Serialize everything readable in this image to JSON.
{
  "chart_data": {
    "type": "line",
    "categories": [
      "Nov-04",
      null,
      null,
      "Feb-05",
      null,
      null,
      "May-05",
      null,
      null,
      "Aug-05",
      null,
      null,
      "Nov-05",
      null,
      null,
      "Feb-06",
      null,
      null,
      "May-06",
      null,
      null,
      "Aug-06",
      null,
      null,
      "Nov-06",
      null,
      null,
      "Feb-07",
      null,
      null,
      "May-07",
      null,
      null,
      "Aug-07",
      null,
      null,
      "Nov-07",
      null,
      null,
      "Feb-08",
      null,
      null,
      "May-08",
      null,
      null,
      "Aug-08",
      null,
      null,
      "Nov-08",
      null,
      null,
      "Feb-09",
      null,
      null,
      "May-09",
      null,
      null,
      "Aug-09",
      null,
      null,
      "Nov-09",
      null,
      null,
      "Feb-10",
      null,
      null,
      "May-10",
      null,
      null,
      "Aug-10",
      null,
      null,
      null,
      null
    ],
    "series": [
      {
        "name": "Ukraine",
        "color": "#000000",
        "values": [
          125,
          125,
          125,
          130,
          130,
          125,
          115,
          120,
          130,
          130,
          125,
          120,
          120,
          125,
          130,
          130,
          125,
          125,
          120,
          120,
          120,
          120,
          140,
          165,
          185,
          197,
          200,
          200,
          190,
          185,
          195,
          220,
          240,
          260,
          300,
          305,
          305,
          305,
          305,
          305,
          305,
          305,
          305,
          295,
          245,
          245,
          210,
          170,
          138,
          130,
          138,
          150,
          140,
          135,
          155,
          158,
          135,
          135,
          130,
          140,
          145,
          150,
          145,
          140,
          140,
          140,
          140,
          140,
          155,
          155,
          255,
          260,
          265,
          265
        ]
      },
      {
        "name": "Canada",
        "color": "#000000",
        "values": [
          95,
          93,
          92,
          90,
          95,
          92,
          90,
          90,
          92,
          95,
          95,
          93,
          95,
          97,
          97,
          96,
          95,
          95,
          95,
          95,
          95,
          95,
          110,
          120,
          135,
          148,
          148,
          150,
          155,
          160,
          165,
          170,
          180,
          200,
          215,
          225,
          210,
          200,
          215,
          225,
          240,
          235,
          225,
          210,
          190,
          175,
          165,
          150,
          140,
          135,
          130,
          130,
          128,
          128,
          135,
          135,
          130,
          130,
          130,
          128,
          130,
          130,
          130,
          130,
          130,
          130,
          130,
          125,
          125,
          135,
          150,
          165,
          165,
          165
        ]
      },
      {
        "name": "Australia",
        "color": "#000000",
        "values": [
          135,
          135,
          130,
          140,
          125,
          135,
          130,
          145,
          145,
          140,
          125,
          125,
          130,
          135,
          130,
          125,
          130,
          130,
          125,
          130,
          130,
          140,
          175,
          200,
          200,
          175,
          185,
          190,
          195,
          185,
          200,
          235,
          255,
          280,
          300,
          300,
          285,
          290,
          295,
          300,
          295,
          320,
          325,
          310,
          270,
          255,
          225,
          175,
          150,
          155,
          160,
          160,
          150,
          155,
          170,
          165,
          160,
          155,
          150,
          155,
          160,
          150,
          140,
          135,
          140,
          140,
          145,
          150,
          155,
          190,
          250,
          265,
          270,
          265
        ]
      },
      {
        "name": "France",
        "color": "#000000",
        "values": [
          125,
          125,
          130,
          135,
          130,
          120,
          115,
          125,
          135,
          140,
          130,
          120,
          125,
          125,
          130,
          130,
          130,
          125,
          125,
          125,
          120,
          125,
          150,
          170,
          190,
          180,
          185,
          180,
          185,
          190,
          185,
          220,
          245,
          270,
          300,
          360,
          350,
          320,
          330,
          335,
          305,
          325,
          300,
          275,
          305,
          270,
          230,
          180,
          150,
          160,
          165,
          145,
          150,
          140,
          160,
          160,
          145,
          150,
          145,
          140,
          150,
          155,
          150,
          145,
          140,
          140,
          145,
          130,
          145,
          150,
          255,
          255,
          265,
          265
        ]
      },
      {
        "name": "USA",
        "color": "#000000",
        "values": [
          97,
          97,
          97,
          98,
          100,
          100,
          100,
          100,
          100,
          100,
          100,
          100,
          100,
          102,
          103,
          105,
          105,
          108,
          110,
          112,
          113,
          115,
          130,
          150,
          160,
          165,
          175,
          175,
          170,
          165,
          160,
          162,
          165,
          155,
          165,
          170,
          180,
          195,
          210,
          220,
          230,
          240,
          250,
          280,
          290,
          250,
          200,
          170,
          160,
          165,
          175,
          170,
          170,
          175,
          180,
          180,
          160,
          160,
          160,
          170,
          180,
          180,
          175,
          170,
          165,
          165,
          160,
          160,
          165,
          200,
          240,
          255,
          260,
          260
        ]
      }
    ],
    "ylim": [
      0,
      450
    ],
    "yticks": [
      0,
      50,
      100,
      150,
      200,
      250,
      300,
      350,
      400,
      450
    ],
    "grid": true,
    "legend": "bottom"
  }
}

§

▸ **WRITTEN EXERCISE**:
Retype every entry word for word.

▸ **EXERCISE OUTPUT**:
Serialize everything readable in this image to JSON.
{
  "chart_data": {
    "type": "line",
    "categories": [
      "Nov-04",
      null,
      null,
      "Feb-05",
      null,
      null,
      "May-05",
      null,
      null,
      "Aug-05",
      null,
      null,
      "Nov-05",
      null,
      null,
      "Feb-06",
      null,
      null,
      "May-06",
      null,
      null,
      "Aug-06",
      null,
      null,
      "Nov-06",
      null,
      null,
      "Feb-07",
      null,
      null,
      "May-07",
      null,
      null,
      "Aug-07",
      null,
      null,
      "Nov-07",
      null,
      null,
      "Feb-08",
      null,
      null,
      "May-08",
      null,
      null,
      "Aug-08",
      null,
      null,
      "Nov-08",
      null,
      null,
      "Feb-09",
      null,
      null,
      "May-09",
      null,
      null,
      "Aug-09",
      null,
      null,
      "Nov-09",
      null,
      null,
      "Feb-10",
      null,
      null,
      "May-10",
      null,
      null,
      "Aug-10",
      null,
      null,
      null,
      null
    ],
    "series": [
      {
        "name": "Ukraine",
        "color": "#000000",
        "values": [
          125,
          125,
          125,
          130,
          130,
          125,
          115,
          120,
          130,
          130,
          125,
          120,
          120,
          125,
          130,
          130,
          125,
          125,
          120,
          120,
          120,
          120,
          140,
          165,
          185,
          197,
          200,
          200,
          190,
          185,
          195,
          220,
          240,
          260,
          300,
          305,
          305,
          305,
          305,
          305,
          305,
          305,
          305,
          295,
          245,
          245,
          210,
          170,
          138,
          130,
          138,
          150,
          140,
          135,
          155,
          158,
          135,
          135,
          130,
          140,
          145,
          150,
          145,
          140,
          140,
          140,
          140,
          140,
          155,
          155,
          255,
          260,
          265,
          265
        ]
      },
      {
        "name": "Canada",
        "color": "#000000",
        "values": [
          95,
          93,
          92,
          90,
          95,
          92,
          90,
          90,
          92,
          95,
          95,
          93,
          95,
          97,
          97,
          96,
          95,
          95,
          95,
          95,
          95,
          95,
          110,
          120,
          135,
          148,
          148,
          150,
          155,
          160,
          165,
          170,
          180,
          200,
          215,
          225,
          210,
          200,
          215,
          225,
          240,
          235,
          225,
          210,
          190,
          175,
          165,
          150,
          140,
          135,
          130,
          130,
          128,
          128,
          135,
          135,
          130,
          130,
          130,
          128,
          130,
          130,
          130,
          130,
          130,
          130,
          130,
          125,
          125,
          135,
          150,
          165,
          165,
          165
        ]
      },
      {
        "name": "Australia",
        "color": "#000000",
        "values": [
          135,
          135,
          130,
          140,
          125,
          135,
          130,
          145,
          145,
          140,
          125,
          125,
          130,
          135,
          130,
          125,
          130,
          130,
          125,
          130,
          130,
          140,
          175,
          200,
          200,
          175,
          185,
          190,
          195,
          185,
          200,
          235,
          255,
          280,
          300,
          300,
          285,
          290,
          295,
          300,
          295,
          320,
          325,
          310,
          270,
          255,
          225,
          175,
          150,
          155,
          160,
          160,
          150,
          155,
          170,
          165,
          160,
          155,
          150,
          155,
          160,
          150,
          140,
          135,
          140,
          140,
          145,
          150,
          155,
          190,
          250,
          265,
          270,
          265
        ]
      },
      {
        "name": "France",
        "color": "#000000",
        "values": [
          125,
          125,
          130,
          135,
          130,
          120,
          115,
          125,
          135,
          140,
          130,
          120,
          125,
          125,
          130,
          130,
          130,
          125,
          125,
          125,
          120,
          125,
          150,
          170,
          190,
          180,
          185,
          180,
          185,
          190,
          185,
          220,
          245,
          270,
          300,
          360,
          350,
          320,
          330,
          335,
          305,
          325,
          300,
          275,
          305,
          270,
          230,
          180,
          150,
          160,
          165,
          145,
          150,
          140,
          160,
          160,
          145,
          150,
          145,
          140,
          150,
          155,
          150,
          145,
          140,
          140,
          145,
          130,
          145,
          150,
          255,
          255,
          265,
          265
        ]
      },
      {
        "name": "USA",
        "color": "#000000",
        "values": [
          97,
          97,
          97,
          98,
          100,
          100,
          100,
          100,
          100,
          100,
          100,
          100,
          100,
          102,
          103,
          105,
          105,
          108,
          110,
          112,
          113,
          115,
          130,
          150,
          160,
          165,
          175,
          175,
          170,
          165,
          160,
          162,
          165,
          155,
          165,
          170,
          180,
          195,
          210,
          220,
          230,
          240,
          250,
          280,
          290,
          250,
          200,
          170,
          160,
          165,
          175,
          170,
          170,
          175,
          180,
          180,
          160,
          160,
          160,
          170,
          180,
          180,
          175,
          170,
          165,
          165,
          160,
          160,
          165,
          200,
          240,
          255,
          260,
          260
        ]
      }
    ],
    "ylim": [
      0,
      450
    ],
    "yticks": [
      0,
      50,
      100,
      150,
      200,
      250,
      300,
      350,
      400,
      450
    ],
    "grid": true,
    "legend": "bottom"
  }
}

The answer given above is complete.